**The problem:** The entries below need to be written out exactly, with no pictures included.

**Source material:**
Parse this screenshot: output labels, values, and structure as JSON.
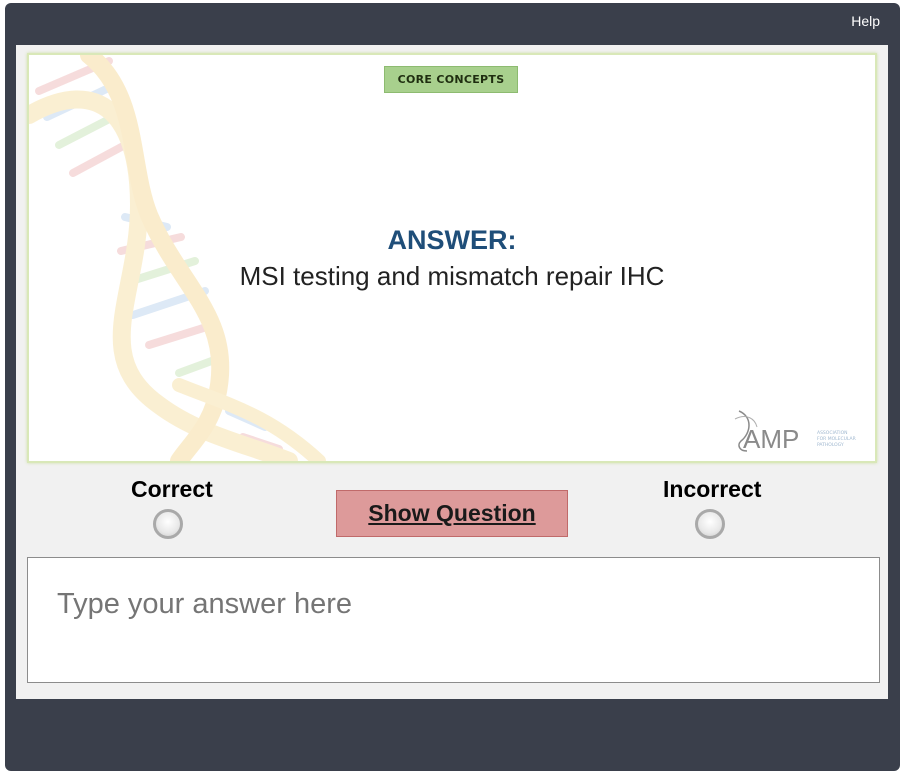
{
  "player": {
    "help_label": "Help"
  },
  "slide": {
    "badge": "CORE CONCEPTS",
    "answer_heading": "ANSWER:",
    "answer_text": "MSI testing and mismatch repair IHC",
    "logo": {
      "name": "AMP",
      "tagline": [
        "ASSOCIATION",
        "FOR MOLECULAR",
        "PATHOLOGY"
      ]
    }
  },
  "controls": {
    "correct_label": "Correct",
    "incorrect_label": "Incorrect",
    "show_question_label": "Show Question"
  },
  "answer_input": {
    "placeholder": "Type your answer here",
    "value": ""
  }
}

**Solution for this problem:**
Parse this screenshot: output labels, values, and structure as JSON.
{
  "player": {
    "help_label": "Help"
  },
  "slide": {
    "badge": "CORE CONCEPTS",
    "answer_heading": "ANSWER:",
    "answer_text": "MSI testing and mismatch repair IHC",
    "logo": {
      "name": "AMP",
      "tagline": [
        "ASSOCIATION",
        "FOR MOLECULAR",
        "PATHOLOGY"
      ]
    }
  },
  "controls": {
    "correct_label": "Correct",
    "incorrect_label": "Incorrect",
    "show_question_label": "Show Question"
  },
  "answer_input": {
    "placeholder": "Type your answer here",
    "value": ""
  }
}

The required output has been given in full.